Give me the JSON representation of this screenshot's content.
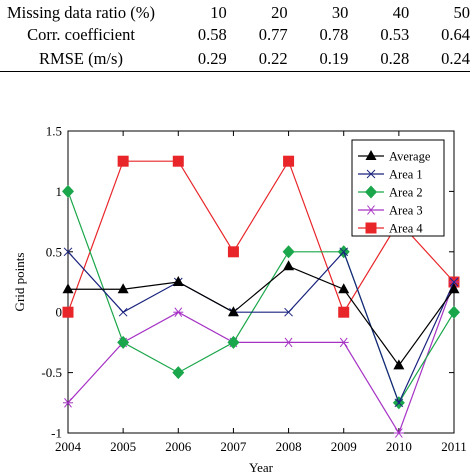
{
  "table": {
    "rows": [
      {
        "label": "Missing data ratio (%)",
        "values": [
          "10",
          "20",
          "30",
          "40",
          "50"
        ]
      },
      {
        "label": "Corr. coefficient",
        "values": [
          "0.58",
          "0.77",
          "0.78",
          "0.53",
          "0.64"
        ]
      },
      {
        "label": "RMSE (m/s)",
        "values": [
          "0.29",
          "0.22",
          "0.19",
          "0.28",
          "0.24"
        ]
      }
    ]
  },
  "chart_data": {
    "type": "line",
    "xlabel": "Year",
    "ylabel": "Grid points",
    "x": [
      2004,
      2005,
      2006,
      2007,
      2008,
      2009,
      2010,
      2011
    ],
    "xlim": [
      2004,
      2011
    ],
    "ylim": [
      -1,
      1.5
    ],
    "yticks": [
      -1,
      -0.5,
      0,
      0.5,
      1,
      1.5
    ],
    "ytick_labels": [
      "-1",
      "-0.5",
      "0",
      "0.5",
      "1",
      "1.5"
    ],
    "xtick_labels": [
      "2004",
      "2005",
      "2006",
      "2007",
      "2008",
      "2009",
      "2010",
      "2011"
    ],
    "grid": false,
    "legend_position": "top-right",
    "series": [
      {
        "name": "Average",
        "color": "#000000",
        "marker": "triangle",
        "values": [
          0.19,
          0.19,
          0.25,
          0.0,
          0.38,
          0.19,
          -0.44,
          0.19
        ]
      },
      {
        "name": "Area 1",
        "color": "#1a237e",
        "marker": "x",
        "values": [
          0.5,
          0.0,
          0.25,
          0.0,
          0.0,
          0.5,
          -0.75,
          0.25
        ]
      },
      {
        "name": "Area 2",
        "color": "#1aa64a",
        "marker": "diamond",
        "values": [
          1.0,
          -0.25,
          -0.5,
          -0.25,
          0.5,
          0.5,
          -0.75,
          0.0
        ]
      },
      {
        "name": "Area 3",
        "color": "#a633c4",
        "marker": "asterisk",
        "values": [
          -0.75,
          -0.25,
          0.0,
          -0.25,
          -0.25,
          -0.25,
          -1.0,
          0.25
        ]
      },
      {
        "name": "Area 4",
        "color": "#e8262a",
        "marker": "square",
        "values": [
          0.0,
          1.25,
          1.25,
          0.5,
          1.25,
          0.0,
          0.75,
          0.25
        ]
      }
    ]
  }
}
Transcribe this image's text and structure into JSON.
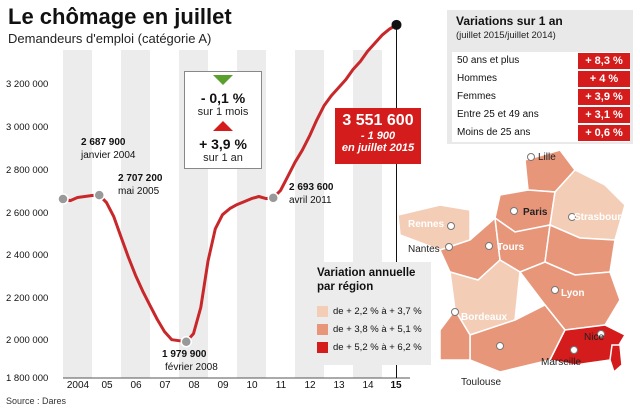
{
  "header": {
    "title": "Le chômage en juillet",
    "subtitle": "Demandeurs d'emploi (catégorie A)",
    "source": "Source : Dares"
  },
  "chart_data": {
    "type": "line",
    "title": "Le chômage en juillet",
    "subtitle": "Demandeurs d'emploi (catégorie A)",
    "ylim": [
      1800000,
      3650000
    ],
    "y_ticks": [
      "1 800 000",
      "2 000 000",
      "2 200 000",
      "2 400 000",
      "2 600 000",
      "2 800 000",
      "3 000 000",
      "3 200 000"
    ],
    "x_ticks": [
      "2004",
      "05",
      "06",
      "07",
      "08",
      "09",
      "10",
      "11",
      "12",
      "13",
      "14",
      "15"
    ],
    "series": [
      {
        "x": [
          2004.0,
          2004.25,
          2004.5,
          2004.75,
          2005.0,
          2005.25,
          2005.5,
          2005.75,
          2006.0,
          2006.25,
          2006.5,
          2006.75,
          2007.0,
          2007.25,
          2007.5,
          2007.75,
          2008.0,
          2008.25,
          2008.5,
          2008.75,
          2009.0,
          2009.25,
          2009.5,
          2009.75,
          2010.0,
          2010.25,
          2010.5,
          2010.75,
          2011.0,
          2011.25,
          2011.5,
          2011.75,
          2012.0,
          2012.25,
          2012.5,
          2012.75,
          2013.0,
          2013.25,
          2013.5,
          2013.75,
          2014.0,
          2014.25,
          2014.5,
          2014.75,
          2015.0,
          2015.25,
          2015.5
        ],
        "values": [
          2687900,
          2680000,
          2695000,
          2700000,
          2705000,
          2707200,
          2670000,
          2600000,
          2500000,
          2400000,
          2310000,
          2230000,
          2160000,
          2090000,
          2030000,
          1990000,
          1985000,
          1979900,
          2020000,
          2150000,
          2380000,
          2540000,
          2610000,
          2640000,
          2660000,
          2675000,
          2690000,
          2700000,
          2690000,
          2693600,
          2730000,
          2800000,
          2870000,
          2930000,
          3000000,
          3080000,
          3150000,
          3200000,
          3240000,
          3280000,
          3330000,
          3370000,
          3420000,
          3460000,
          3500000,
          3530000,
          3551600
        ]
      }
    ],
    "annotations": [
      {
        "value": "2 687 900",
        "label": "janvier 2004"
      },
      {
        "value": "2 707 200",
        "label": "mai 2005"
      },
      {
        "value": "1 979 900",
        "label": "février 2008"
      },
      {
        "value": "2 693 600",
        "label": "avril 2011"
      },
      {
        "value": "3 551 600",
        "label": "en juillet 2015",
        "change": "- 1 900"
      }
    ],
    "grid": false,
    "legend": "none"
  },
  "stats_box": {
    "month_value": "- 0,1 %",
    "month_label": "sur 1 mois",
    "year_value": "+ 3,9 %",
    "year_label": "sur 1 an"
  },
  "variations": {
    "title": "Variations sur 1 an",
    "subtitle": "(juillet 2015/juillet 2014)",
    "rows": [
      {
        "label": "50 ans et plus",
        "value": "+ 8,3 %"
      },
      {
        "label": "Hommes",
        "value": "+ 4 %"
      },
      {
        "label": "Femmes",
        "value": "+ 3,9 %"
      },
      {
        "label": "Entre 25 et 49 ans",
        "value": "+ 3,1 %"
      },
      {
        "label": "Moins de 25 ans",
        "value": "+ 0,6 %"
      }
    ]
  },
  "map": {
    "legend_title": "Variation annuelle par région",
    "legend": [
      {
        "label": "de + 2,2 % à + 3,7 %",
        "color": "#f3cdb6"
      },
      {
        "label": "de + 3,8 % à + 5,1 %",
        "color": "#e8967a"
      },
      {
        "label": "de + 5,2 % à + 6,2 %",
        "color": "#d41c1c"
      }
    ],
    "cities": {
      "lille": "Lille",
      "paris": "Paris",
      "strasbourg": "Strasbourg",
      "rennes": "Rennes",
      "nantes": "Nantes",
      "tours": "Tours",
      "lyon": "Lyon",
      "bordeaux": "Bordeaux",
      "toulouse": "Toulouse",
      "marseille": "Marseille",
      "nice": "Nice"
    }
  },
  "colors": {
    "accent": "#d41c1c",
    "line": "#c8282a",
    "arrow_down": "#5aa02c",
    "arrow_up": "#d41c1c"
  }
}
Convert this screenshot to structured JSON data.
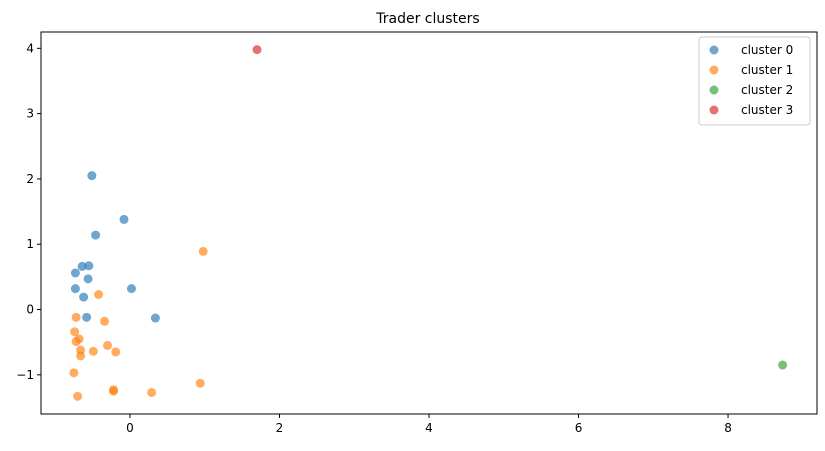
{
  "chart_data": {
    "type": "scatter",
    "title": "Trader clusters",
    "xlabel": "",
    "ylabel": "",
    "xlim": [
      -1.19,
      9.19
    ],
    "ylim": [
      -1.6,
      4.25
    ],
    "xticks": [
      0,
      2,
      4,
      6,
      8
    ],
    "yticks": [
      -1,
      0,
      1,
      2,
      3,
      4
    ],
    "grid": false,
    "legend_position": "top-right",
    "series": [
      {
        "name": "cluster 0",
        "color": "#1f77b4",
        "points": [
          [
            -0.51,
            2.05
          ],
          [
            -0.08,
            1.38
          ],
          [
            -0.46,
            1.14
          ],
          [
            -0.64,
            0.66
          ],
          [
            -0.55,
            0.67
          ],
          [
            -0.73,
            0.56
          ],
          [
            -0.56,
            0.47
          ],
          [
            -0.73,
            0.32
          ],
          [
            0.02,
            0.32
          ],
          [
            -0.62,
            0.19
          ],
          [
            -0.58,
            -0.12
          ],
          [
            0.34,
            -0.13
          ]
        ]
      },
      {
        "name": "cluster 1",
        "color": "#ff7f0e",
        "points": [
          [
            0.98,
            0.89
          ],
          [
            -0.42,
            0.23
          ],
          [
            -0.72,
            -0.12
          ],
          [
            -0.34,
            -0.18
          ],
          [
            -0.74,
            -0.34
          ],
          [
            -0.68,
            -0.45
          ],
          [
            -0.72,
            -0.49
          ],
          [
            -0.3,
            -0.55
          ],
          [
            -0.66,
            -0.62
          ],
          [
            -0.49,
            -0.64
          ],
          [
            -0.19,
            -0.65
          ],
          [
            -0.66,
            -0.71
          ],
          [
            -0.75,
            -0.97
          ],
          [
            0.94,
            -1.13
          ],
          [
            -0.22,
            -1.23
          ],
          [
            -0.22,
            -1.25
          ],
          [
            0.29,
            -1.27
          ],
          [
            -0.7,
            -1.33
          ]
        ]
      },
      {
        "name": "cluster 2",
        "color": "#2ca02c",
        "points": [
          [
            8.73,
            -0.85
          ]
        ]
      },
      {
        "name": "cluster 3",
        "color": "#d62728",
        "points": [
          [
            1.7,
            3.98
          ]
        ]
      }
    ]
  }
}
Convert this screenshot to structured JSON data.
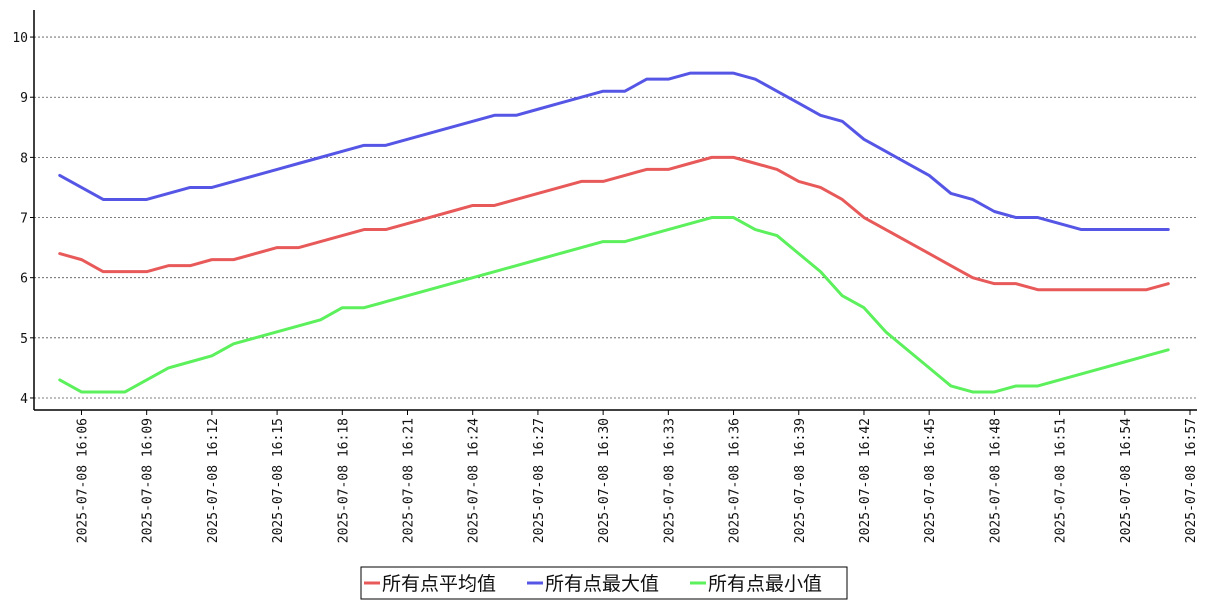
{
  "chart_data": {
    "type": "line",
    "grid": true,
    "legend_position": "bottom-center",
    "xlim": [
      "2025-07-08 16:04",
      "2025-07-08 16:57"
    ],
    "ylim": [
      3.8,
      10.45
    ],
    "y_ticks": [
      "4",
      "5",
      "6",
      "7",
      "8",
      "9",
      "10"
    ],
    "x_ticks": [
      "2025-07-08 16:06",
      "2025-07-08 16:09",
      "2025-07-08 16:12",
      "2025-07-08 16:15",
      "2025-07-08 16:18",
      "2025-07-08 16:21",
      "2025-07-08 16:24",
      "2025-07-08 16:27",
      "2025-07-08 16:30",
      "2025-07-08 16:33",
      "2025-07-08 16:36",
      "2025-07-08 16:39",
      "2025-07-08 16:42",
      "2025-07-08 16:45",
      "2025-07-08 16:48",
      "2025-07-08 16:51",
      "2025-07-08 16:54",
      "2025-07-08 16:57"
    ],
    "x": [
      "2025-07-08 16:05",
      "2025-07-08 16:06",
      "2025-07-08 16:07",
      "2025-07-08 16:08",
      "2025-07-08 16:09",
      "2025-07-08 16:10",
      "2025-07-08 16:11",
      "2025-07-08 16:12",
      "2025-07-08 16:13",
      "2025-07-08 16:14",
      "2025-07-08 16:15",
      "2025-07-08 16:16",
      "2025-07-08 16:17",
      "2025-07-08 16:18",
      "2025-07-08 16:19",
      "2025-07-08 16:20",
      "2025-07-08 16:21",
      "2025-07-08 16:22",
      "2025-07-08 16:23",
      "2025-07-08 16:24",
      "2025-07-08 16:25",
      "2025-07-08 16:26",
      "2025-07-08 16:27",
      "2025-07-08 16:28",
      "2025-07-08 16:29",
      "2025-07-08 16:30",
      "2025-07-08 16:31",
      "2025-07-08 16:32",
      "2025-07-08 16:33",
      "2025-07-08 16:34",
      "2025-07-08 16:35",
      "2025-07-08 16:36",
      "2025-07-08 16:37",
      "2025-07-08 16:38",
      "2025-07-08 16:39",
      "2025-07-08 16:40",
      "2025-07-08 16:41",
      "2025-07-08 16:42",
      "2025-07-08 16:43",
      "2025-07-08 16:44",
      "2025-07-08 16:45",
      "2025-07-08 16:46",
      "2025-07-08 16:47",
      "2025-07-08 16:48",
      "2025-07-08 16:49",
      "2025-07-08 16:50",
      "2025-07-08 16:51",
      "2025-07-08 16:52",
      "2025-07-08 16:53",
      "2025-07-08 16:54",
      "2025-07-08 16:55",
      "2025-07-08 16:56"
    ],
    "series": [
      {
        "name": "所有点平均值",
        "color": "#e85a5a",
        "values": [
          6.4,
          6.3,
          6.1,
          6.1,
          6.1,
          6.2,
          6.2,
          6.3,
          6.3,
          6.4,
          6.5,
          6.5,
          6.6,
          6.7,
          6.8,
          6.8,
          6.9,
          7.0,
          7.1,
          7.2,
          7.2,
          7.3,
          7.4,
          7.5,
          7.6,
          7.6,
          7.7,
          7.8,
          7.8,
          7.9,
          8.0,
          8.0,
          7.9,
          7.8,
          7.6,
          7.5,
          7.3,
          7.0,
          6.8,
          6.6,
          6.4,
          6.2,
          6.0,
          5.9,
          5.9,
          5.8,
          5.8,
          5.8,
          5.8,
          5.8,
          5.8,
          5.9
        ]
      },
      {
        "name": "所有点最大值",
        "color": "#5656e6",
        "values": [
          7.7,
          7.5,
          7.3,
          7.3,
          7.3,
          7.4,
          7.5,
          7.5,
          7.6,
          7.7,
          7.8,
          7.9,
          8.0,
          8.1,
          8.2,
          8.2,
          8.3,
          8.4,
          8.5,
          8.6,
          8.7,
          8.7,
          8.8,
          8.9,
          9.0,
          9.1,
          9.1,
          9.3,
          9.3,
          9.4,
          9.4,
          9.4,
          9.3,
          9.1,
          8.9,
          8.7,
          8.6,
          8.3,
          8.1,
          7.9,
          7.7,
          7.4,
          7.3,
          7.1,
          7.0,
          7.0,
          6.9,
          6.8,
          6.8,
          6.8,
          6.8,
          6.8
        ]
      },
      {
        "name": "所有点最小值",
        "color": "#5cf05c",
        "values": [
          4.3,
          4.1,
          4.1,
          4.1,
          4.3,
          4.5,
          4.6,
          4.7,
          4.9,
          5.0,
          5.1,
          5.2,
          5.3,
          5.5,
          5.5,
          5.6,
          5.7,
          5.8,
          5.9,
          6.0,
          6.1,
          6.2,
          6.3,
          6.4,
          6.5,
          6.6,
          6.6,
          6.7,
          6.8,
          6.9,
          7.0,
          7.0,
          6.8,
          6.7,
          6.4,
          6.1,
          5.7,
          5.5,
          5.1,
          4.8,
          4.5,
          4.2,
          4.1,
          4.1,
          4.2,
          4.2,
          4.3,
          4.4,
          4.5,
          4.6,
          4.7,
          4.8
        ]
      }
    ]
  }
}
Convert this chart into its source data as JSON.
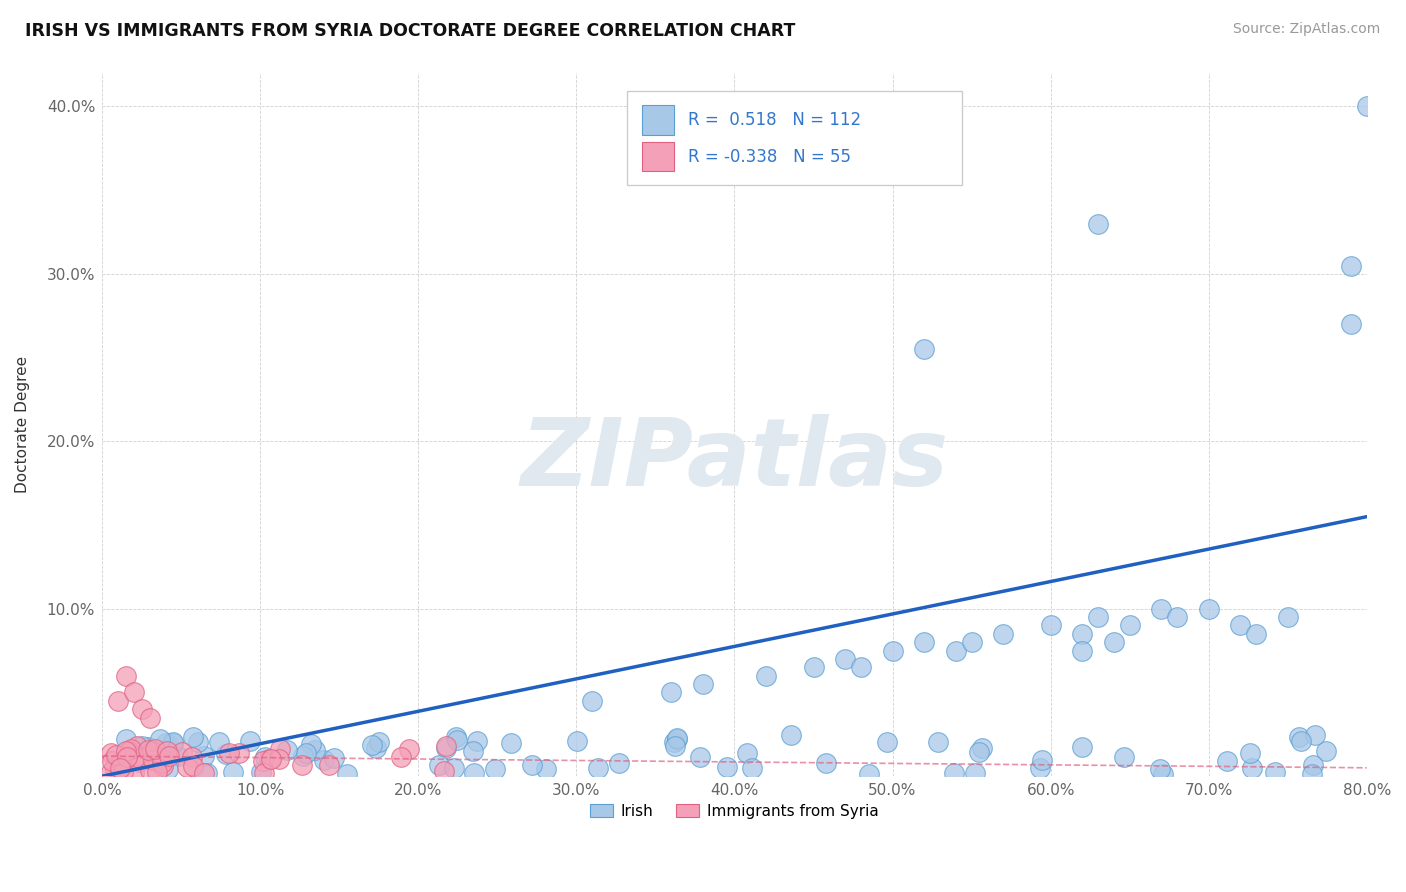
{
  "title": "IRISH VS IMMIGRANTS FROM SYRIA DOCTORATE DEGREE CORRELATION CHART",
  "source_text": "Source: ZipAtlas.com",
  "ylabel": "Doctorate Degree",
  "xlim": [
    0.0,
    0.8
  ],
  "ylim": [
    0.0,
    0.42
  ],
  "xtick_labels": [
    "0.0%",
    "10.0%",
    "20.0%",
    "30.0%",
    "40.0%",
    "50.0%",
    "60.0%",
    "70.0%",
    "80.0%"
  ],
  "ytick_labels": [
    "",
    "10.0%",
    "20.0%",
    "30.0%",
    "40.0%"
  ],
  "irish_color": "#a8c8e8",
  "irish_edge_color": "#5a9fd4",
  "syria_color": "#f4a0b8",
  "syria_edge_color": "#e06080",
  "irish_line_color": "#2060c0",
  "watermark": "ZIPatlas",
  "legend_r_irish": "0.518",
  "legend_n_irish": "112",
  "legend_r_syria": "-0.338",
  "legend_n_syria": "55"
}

--------------------------------

From the line containing "Convert this chart" down to the final line of the listing above, write out only those lines exactly as they are, minus the pictures.

Convert this chart into its source data as JSON.
{
  "title": "IRISH VS IMMIGRANTS FROM SYRIA DOCTORATE DEGREE CORRELATION CHART",
  "source_text": "Source: ZipAtlas.com",
  "ylabel": "Doctorate Degree",
  "xlim": [
    0.0,
    0.8
  ],
  "ylim": [
    0.0,
    0.42
  ],
  "xtick_labels": [
    "0.0%",
    "10.0%",
    "20.0%",
    "30.0%",
    "40.0%",
    "50.0%",
    "60.0%",
    "70.0%",
    "80.0%"
  ],
  "ytick_labels": [
    "",
    "10.0%",
    "20.0%",
    "30.0%",
    "40.0%"
  ],
  "irish_color": "#a8c8e8",
  "irish_edge_color": "#5a9fd4",
  "syria_color": "#f4a0b8",
  "syria_edge_color": "#e06080",
  "irish_line_color": "#2060c0",
  "watermark": "ZIPatlas",
  "legend_r_irish": "0.518",
  "legend_n_irish": "112",
  "legend_r_syria": "-0.338",
  "legend_n_syria": "55"
}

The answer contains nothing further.